╭─ Data listing

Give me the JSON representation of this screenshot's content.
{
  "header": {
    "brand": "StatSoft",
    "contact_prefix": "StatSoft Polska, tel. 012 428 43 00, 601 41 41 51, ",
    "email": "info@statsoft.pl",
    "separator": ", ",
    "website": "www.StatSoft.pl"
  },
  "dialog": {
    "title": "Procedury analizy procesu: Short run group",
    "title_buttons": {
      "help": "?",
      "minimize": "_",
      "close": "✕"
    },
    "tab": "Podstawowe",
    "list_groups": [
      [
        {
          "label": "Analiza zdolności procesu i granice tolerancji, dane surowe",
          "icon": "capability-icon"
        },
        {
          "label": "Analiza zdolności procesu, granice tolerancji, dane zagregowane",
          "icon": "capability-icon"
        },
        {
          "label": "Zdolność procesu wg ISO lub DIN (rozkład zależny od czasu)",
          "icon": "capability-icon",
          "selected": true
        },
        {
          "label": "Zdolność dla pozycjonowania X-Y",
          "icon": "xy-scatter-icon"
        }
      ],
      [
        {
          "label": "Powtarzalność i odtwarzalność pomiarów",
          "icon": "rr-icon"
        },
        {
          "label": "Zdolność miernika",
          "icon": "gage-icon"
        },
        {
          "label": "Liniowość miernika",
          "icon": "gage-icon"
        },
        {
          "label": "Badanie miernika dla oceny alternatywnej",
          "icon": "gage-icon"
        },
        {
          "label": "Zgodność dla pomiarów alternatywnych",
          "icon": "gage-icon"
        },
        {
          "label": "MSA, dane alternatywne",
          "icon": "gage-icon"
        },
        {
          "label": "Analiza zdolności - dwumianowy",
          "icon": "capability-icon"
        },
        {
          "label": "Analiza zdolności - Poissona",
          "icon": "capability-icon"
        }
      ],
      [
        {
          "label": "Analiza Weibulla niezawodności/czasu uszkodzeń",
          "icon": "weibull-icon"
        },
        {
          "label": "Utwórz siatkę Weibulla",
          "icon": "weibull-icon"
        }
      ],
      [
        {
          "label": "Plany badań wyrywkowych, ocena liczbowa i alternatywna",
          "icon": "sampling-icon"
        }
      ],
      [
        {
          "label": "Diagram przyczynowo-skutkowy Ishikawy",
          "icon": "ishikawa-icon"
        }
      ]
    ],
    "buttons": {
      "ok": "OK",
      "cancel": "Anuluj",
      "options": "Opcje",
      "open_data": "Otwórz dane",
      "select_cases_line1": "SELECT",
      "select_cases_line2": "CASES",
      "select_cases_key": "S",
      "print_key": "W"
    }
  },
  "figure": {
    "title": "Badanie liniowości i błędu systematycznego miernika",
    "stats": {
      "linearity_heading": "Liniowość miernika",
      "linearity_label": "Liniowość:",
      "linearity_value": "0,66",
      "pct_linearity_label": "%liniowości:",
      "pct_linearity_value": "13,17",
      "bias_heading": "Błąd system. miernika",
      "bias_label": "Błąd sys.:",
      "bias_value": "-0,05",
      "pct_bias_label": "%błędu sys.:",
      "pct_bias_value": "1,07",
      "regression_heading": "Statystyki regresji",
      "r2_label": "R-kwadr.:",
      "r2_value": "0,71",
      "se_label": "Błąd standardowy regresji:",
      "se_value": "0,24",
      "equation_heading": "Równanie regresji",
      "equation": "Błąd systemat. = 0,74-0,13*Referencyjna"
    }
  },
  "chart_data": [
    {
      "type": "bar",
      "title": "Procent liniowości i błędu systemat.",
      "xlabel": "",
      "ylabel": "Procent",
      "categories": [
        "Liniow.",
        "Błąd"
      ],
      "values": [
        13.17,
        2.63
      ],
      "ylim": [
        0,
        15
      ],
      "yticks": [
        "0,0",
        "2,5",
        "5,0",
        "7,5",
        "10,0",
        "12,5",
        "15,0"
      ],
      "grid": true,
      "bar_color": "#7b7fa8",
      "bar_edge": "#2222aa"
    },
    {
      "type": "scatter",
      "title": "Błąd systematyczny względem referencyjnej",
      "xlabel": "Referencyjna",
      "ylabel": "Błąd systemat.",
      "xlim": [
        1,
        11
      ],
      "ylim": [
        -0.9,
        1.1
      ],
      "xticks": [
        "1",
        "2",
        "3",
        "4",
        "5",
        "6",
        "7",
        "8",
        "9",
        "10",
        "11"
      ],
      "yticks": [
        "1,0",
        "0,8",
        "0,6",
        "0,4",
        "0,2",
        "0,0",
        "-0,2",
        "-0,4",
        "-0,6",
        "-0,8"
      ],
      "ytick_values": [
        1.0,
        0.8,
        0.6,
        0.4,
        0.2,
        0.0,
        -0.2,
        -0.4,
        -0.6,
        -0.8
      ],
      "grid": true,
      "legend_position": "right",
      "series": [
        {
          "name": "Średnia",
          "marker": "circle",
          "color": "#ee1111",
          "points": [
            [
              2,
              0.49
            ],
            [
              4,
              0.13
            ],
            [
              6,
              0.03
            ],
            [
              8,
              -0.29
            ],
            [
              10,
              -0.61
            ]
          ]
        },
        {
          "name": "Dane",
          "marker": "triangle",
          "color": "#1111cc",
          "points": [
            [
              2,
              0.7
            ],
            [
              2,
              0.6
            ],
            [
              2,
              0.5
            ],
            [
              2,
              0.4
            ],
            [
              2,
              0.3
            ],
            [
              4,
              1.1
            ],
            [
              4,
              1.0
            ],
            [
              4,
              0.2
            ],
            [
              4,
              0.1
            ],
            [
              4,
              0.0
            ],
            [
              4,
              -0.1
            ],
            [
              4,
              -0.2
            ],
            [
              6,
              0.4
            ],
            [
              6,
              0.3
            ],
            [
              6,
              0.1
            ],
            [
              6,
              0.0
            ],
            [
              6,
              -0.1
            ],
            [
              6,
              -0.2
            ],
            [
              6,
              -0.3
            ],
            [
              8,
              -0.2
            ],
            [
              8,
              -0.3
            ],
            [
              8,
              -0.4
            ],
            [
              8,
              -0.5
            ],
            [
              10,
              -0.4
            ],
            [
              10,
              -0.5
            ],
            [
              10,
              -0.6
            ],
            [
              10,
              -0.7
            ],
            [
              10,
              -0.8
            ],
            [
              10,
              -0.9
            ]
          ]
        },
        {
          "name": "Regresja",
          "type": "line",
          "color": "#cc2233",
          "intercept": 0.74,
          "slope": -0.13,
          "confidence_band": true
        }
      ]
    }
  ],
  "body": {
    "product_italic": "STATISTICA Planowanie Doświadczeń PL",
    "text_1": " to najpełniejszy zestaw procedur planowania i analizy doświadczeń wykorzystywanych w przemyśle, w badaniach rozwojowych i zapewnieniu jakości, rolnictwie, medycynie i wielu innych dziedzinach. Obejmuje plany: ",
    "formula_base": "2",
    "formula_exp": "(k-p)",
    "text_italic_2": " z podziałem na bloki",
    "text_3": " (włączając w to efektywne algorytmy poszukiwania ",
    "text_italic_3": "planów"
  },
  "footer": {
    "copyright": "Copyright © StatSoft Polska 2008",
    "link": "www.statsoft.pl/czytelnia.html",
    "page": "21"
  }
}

╰─

== What the exercise asks ==
Tally the lines of the listing that include "Błąd". Reply with nothing but the count.

== Right answer ==
7